● **Listings of elements and regions**
--------------------

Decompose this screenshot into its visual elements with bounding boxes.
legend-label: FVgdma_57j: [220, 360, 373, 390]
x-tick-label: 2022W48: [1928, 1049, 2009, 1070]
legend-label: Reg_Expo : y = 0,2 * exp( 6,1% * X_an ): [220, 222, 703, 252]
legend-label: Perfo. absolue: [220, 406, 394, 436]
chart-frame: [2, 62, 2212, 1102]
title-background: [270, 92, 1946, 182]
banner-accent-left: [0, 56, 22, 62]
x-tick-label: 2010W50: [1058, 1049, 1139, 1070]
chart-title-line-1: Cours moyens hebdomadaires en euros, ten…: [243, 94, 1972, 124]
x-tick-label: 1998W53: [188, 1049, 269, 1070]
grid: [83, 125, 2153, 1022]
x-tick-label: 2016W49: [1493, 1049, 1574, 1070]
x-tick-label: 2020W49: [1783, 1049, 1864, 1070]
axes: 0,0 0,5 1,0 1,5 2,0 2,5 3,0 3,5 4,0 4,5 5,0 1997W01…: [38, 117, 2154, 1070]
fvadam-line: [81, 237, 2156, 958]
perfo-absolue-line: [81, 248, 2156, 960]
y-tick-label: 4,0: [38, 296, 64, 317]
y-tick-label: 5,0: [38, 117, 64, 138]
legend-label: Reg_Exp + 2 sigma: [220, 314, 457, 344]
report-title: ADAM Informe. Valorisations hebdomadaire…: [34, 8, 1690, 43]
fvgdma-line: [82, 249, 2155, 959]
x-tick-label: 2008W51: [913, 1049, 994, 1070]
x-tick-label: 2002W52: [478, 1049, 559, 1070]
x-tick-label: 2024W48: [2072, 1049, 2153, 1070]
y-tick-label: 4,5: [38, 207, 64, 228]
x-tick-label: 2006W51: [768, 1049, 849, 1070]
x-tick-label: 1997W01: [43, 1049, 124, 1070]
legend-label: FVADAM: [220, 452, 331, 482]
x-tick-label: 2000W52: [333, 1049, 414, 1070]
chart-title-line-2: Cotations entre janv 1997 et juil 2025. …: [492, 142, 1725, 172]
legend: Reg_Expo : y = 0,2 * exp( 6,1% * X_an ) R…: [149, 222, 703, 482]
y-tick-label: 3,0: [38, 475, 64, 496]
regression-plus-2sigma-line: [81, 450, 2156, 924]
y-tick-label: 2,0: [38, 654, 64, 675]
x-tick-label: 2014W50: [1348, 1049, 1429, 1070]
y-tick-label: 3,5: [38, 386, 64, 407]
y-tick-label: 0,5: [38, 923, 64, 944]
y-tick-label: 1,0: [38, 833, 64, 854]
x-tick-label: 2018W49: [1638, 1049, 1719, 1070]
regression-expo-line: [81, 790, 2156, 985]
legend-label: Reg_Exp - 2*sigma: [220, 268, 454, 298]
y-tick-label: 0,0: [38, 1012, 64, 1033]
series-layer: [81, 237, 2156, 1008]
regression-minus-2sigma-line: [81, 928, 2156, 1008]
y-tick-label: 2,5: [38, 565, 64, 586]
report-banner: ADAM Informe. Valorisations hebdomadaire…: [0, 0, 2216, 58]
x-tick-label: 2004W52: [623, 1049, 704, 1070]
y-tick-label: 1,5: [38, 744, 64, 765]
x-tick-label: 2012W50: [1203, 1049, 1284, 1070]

--------------------

● **What is expected**
Copy out the data above with each "x-tick-label" changed to "x-axis-label", keeping every other character the same.

● **Finished task**
Decompose this screenshot into its visual elements with bounding boxes.
legend-label: FVgdma_57j: [220, 360, 373, 390]
x-axis-label: 2022W48: [1928, 1049, 2009, 1070]
legend-label: Reg_Expo : y = 0,2 * exp( 6,1% * X_an ): [220, 222, 703, 252]
legend-label: Perfo. absolue: [220, 406, 394, 436]
chart-frame: [2, 62, 2212, 1102]
title-background: [270, 92, 1946, 182]
banner-accent-left: [0, 56, 22, 62]
x-axis-label: 2010W50: [1058, 1049, 1139, 1070]
chart-title-line-1: Cours moyens hebdomadaires en euros, ten…: [243, 94, 1972, 124]
x-axis-label: 1998W53: [188, 1049, 269, 1070]
grid: [83, 125, 2153, 1022]
x-axis-label: 2016W49: [1493, 1049, 1574, 1070]
x-axis-label: 2020W49: [1783, 1049, 1864, 1070]
axes: 0,0 0,5 1,0 1,5 2,0 2,5 3,0 3,5 4,0 4,5 5,0 1997W01…: [38, 117, 2154, 1070]
fvadam-line: [81, 237, 2156, 958]
perfo-absolue-line: [81, 248, 2156, 960]
y-tick-label: 4,0: [38, 296, 64, 317]
y-tick-label: 5,0: [38, 117, 64, 138]
legend-label: Reg_Exp + 2 sigma: [220, 314, 457, 344]
report-title: ADAM Informe. Valorisations hebdomadaire…: [34, 8, 1690, 43]
fvgdma-line: [82, 249, 2155, 959]
x-axis-label: 2008W51: [913, 1049, 994, 1070]
x-axis-label: 2002W52: [478, 1049, 559, 1070]
x-axis-label: 2024W48: [2072, 1049, 2153, 1070]
y-tick-label: 4,5: [38, 207, 64, 228]
x-axis-label: 2006W51: [768, 1049, 849, 1070]
x-axis-label: 1997W01: [43, 1049, 124, 1070]
legend-label: FVADAM: [220, 452, 331, 482]
x-axis-label: 2000W52: [333, 1049, 414, 1070]
chart-title-line-2: Cotations entre janv 1997 et juil 2025. …: [492, 142, 1725, 172]
legend: Reg_Expo : y = 0,2 * exp( 6,1% * X_an ) R…: [149, 222, 703, 482]
y-tick-label: 3,0: [38, 475, 64, 496]
regression-plus-2sigma-line: [81, 450, 2156, 924]
y-tick-label: 2,0: [38, 654, 64, 675]
x-axis-label: 2014W50: [1348, 1049, 1429, 1070]
y-tick-label: 3,5: [38, 386, 64, 407]
y-tick-label: 0,5: [38, 923, 64, 944]
y-tick-label: 1,0: [38, 833, 64, 854]
x-axis-label: 2018W49: [1638, 1049, 1719, 1070]
regression-expo-line: [81, 790, 2156, 985]
legend-label: Reg_Exp - 2*sigma: [220, 268, 454, 298]
y-tick-label: 0,0: [38, 1012, 64, 1033]
series-layer: [81, 237, 2156, 1008]
regression-minus-2sigma-line: [81, 928, 2156, 1008]
y-tick-label: 2,5: [38, 565, 64, 586]
report-banner: ADAM Informe. Valorisations hebdomadaire…: [0, 0, 2216, 58]
x-axis-label: 2004W52: [623, 1049, 704, 1070]
y-tick-label: 1,5: [38, 744, 64, 765]
x-axis-label: 2012W50: [1203, 1049, 1284, 1070]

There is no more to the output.